+++ SUPPLIED INFORMATION +++
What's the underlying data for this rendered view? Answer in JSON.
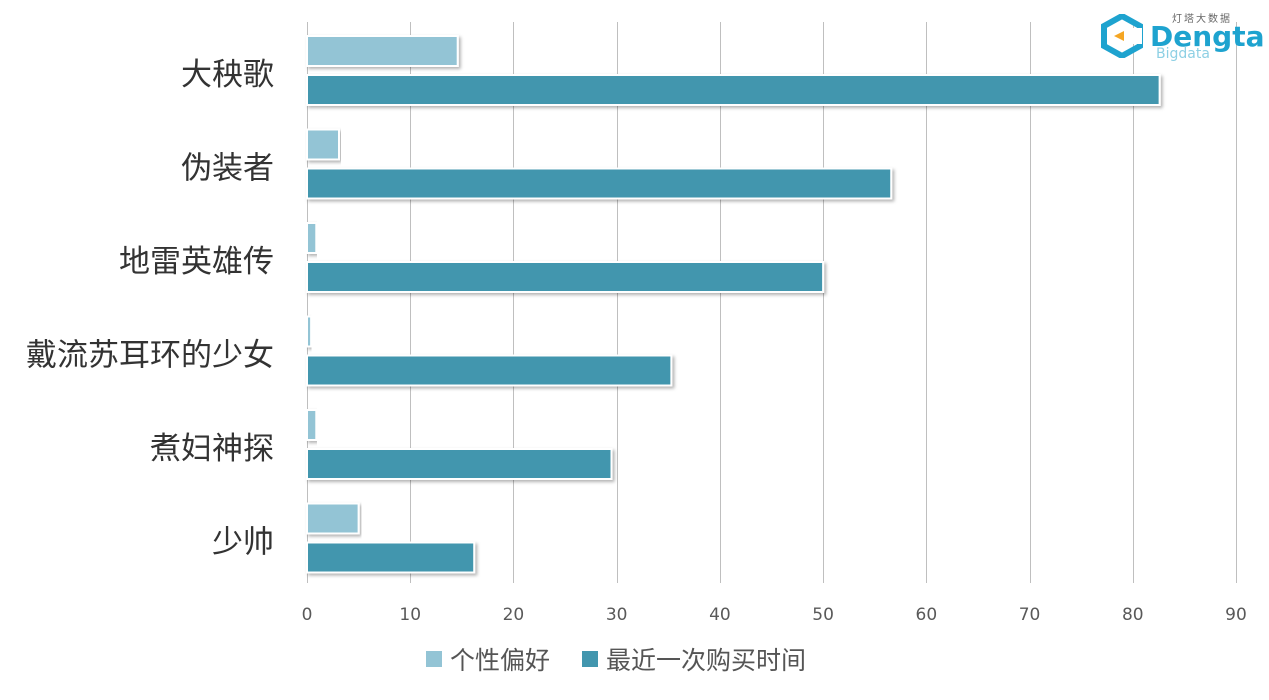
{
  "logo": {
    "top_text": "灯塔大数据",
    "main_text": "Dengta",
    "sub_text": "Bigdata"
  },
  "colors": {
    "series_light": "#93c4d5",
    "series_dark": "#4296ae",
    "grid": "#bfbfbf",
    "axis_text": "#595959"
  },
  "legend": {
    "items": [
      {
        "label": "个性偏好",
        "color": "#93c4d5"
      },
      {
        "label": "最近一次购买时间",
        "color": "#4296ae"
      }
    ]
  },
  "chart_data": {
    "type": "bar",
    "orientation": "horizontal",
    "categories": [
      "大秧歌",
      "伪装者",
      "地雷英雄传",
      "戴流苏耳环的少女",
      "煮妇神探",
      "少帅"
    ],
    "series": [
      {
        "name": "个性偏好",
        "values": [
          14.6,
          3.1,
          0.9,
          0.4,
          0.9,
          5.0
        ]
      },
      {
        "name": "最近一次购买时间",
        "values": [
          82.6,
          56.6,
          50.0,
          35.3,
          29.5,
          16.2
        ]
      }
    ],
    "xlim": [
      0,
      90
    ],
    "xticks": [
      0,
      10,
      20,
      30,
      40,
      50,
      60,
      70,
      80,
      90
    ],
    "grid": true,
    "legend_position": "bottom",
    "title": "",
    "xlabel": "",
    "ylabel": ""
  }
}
+++
Exactly reproduce each record, leaving out any pictures.

▶ [WRITTEN RESPONSE]:
What's the underlying data for this rendered view? Answer in JSON.
{
  "logo": {
    "top_text": "灯塔大数据",
    "main_text": "Dengta",
    "sub_text": "Bigdata"
  },
  "colors": {
    "series_light": "#93c4d5",
    "series_dark": "#4296ae",
    "grid": "#bfbfbf",
    "axis_text": "#595959"
  },
  "legend": {
    "items": [
      {
        "label": "个性偏好",
        "color": "#93c4d5"
      },
      {
        "label": "最近一次购买时间",
        "color": "#4296ae"
      }
    ]
  },
  "chart_data": {
    "type": "bar",
    "orientation": "horizontal",
    "categories": [
      "大秧歌",
      "伪装者",
      "地雷英雄传",
      "戴流苏耳环的少女",
      "煮妇神探",
      "少帅"
    ],
    "series": [
      {
        "name": "个性偏好",
        "values": [
          14.6,
          3.1,
          0.9,
          0.4,
          0.9,
          5.0
        ]
      },
      {
        "name": "最近一次购买时间",
        "values": [
          82.6,
          56.6,
          50.0,
          35.3,
          29.5,
          16.2
        ]
      }
    ],
    "xlim": [
      0,
      90
    ],
    "xticks": [
      0,
      10,
      20,
      30,
      40,
      50,
      60,
      70,
      80,
      90
    ],
    "grid": true,
    "legend_position": "bottom",
    "title": "",
    "xlabel": "",
    "ylabel": ""
  }
}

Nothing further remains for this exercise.